CHALLENGE
Output the material below in its entirety, exactly as given.

──────

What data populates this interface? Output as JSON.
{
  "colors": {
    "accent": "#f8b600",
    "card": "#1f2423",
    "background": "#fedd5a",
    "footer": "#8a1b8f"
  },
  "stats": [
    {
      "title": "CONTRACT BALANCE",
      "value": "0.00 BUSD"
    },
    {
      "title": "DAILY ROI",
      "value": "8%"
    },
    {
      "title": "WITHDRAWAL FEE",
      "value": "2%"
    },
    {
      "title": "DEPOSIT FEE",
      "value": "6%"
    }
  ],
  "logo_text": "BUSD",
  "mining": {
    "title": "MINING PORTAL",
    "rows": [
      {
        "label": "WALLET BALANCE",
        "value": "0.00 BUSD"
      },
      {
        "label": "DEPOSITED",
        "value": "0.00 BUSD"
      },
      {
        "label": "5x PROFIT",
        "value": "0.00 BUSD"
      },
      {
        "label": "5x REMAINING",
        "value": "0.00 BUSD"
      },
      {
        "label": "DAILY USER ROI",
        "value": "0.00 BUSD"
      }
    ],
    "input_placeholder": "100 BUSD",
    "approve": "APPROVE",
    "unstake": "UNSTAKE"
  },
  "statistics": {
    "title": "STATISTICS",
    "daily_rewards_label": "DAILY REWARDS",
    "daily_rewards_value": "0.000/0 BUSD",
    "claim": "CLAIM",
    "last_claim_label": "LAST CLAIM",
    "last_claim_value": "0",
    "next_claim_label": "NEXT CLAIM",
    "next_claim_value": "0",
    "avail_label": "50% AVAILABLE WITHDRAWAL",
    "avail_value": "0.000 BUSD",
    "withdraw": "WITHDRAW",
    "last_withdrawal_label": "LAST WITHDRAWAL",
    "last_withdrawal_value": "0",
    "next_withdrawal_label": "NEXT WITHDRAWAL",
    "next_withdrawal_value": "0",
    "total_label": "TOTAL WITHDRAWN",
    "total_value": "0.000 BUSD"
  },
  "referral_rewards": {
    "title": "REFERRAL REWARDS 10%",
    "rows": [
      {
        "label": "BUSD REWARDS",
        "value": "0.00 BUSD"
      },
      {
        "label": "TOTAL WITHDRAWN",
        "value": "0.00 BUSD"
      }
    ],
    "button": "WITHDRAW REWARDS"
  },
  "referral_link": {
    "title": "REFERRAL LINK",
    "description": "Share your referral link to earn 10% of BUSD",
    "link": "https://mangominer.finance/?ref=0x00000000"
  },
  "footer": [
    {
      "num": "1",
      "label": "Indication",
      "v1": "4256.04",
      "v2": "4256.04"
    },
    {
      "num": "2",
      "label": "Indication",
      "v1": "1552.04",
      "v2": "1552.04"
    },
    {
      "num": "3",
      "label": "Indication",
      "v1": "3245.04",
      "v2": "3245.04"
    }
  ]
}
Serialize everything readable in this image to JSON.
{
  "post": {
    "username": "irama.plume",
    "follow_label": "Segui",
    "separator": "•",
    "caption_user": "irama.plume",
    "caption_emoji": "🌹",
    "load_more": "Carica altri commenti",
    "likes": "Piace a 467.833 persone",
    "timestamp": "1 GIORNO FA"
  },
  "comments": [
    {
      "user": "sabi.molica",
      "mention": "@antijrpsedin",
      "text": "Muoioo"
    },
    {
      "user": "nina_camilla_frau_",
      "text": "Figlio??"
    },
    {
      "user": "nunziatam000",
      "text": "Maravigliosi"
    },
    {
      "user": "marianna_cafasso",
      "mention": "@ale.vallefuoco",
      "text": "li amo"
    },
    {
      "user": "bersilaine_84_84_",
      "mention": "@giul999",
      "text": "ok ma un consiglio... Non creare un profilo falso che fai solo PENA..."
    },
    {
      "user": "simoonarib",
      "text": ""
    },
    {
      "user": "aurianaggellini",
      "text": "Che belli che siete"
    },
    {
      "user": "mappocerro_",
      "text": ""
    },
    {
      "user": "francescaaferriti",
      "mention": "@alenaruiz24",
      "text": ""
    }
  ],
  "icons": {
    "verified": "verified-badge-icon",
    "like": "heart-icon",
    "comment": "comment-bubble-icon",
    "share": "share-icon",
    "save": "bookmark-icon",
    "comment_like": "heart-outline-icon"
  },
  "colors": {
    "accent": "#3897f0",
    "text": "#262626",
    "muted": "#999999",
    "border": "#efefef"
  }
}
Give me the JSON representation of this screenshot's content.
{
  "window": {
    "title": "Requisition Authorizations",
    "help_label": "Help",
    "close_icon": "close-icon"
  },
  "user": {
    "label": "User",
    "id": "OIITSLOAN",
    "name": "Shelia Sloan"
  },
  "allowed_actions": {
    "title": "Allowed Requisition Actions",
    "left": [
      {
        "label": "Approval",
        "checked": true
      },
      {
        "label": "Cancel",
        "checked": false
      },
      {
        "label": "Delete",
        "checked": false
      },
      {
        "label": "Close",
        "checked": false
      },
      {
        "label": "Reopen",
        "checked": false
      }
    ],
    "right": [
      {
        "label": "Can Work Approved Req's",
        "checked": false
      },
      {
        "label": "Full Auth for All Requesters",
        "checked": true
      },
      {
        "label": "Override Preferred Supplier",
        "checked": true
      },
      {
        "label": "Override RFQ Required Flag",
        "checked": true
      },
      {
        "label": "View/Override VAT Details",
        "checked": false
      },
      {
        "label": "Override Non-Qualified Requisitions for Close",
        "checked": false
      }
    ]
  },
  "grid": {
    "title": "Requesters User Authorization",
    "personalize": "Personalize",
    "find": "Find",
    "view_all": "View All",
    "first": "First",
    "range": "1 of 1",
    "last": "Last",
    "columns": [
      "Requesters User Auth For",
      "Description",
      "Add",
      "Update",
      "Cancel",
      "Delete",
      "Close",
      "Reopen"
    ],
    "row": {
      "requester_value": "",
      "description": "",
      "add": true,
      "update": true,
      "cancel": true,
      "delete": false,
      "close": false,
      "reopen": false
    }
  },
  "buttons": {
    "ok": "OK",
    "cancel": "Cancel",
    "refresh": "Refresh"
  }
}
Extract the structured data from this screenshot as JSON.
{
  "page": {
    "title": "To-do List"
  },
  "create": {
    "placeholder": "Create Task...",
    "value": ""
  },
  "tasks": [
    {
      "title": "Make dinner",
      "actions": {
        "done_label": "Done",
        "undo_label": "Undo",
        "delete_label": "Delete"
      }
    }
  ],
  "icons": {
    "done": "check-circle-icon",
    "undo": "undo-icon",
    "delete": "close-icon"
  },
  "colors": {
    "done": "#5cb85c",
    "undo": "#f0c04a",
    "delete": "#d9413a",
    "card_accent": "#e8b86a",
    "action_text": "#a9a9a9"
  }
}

──────

OUTPUT
What data populates this interface? Output as JSON.
{
  "colors": {
    "accent": "#f8b600",
    "card": "#1f2423",
    "background": "#fedd5a",
    "footer": "#8a1b8f"
  },
  "stats": [
    {
      "title": "CONTRACT BALANCE",
      "value": "0.00 BUSD"
    },
    {
      "title": "DAILY ROI",
      "value": "8%"
    },
    {
      "title": "WITHDRAWAL FEE",
      "value": "2%"
    },
    {
      "title": "DEPOSIT FEE",
      "value": "6%"
    }
  ],
  "logo_text": "BUSD",
  "mining": {
    "title": "MINING PORTAL",
    "rows": [
      {
        "label": "WALLET BALANCE",
        "value": "0.00 BUSD"
      },
      {
        "label": "DEPOSITED",
        "value": "0.00 BUSD"
      },
      {
        "label": "5x PROFIT",
        "value": "0.00 BUSD"
      },
      {
        "label": "5x REMAINING",
        "value": "0.00 BUSD"
      },
      {
        "label": "DAILY USER ROI",
        "value": "0.00 BUSD"
      }
    ],
    "input_placeholder": "100 BUSD",
    "approve": "APPROVE",
    "unstake": "UNSTAKE"
  },
  "statistics": {
    "title": "STATISTICS",
    "daily_rewards_label": "DAILY REWARDS",
    "daily_rewards_value": "0.000/0 BUSD",
    "claim": "CLAIM",
    "last_claim_label": "LAST CLAIM",
    "last_claim_value": "0",
    "next_claim_label": "NEXT CLAIM",
    "next_claim_value": "0",
    "avail_label": "50% AVAILABLE WITHDRAWAL",
    "avail_value": "0.000 BUSD",
    "withdraw": "WITHDRAW",
    "last_withdrawal_label": "LAST WITHDRAWAL",
    "last_withdrawal_value": "0",
    "next_withdrawal_label": "NEXT WITHDRAWAL",
    "next_withdrawal_value": "0",
    "total_label": "TOTAL WITHDRAWN",
    "total_value": "0.000 BUSD"
  },
  "referral_rewards": {
    "title": "REFERRAL REWARDS 10%",
    "rows": [
      {
        "label": "BUSD REWARDS",
        "value": "0.00 BUSD"
      },
      {
        "label": "TOTAL WITHDRAWN",
        "value": "0.00 BUSD"
      }
    ],
    "button": "WITHDRAW REWARDS"
  },
  "referral_link": {
    "title": "REFERRAL LINK",
    "description": "Share your referral link to earn 10% of BUSD",
    "link": "https://mangominer.finance/?ref=0x00000000"
  },
  "footer": [
    {
      "num": "1",
      "label": "Indication",
      "v1": "4256.04",
      "v2": "4256.04"
    },
    {
      "num": "2",
      "label": "Indication",
      "v1": "1552.04",
      "v2": "1552.04"
    },
    {
      "num": "3",
      "label": "Indication",
      "v1": "3245.04",
      "v2": "3245.04"
    }
  ]
}
Serialize everything readable in this image to JSON.
{
  "post": {
    "username": "irama.plume",
    "follow_label": "Segui",
    "separator": "•",
    "caption_user": "irama.plume",
    "caption_emoji": "🌹",
    "load_more": "Carica altri commenti",
    "likes": "Piace a 467.833 persone",
    "timestamp": "1 GIORNO FA"
  },
  "comments": [
    {
      "user": "sabi.molica",
      "mention": "@antijrpsedin",
      "text": "Muoioo"
    },
    {
      "user": "nina_camilla_frau_",
      "text": "Figlio??"
    },
    {
      "user": "nunziatam000",
      "text": "Maravigliosi"
    },
    {
      "user": "marianna_cafasso",
      "mention": "@ale.vallefuoco",
      "text": "li amo"
    },
    {
      "user": "bersilaine_84_84_",
      "mention": "@giul999",
      "text": "ok ma un consiglio... Non creare un profilo falso che fai solo PENA..."
    },
    {
      "user": "simoonarib",
      "text": ""
    },
    {
      "user": "aurianaggellini",
      "text": "Che belli che siete"
    },
    {
      "user": "mappocerro_",
      "text": ""
    },
    {
      "user": "francescaaferriti",
      "mention": "@alenaruiz24",
      "text": ""
    }
  ],
  "icons": {
    "verified": "verified-badge-icon",
    "like": "heart-icon",
    "comment": "comment-bubble-icon",
    "share": "share-icon",
    "save": "bookmark-icon",
    "comment_like": "heart-outline-icon"
  },
  "colors": {
    "accent": "#3897f0",
    "text": "#262626",
    "muted": "#999999",
    "border": "#efefef"
  }
}
Give me the JSON representation of this screenshot's content.
{
  "window": {
    "title": "Requisition Authorizations",
    "help_label": "Help",
    "close_icon": "close-icon"
  },
  "user": {
    "label": "User",
    "id": "OIITSLOAN",
    "name": "Shelia Sloan"
  },
  "allowed_actions": {
    "title": "Allowed Requisition Actions",
    "left": [
      {
        "label": "Approval",
        "checked": true
      },
      {
        "label": "Cancel",
        "checked": false
      },
      {
        "label": "Delete",
        "checked": false
      },
      {
        "label": "Close",
        "checked": false
      },
      {
        "label": "Reopen",
        "checked": false
      }
    ],
    "right": [
      {
        "label": "Can Work Approved Req's",
        "checked": false
      },
      {
        "label": "Full Auth for All Requesters",
        "checked": true
      },
      {
        "label": "Override Preferred Supplier",
        "checked": true
      },
      {
        "label": "Override RFQ Required Flag",
        "checked": true
      },
      {
        "label": "View/Override VAT Details",
        "checked": false
      },
      {
        "label": "Override Non-Qualified Requisitions for Close",
        "checked": false
      }
    ]
  },
  "grid": {
    "title": "Requesters User Authorization",
    "personalize": "Personalize",
    "find": "Find",
    "view_all": "View All",
    "first": "First",
    "range": "1 of 1",
    "last": "Last",
    "columns": [
      "Requesters User Auth For",
      "Description",
      "Add",
      "Update",
      "Cancel",
      "Delete",
      "Close",
      "Reopen"
    ],
    "row": {
      "requester_value": "",
      "description": "",
      "add": true,
      "update": true,
      "cancel": true,
      "delete": false,
      "close": false,
      "reopen": false
    }
  },
  "buttons": {
    "ok": "OK",
    "cancel": "Cancel",
    "refresh": "Refresh"
  }
}
Extract the structured data from this screenshot as JSON.
{
  "page": {
    "title": "To-do List"
  },
  "create": {
    "placeholder": "Create Task...",
    "value": ""
  },
  "tasks": [
    {
      "title": "Make dinner",
      "actions": {
        "done_label": "Done",
        "undo_label": "Undo",
        "delete_label": "Delete"
      }
    }
  ],
  "icons": {
    "done": "check-circle-icon",
    "undo": "undo-icon",
    "delete": "close-icon"
  },
  "colors": {
    "done": "#5cb85c",
    "undo": "#f0c04a",
    "delete": "#d9413a",
    "card_accent": "#e8b86a",
    "action_text": "#a9a9a9"
  }
}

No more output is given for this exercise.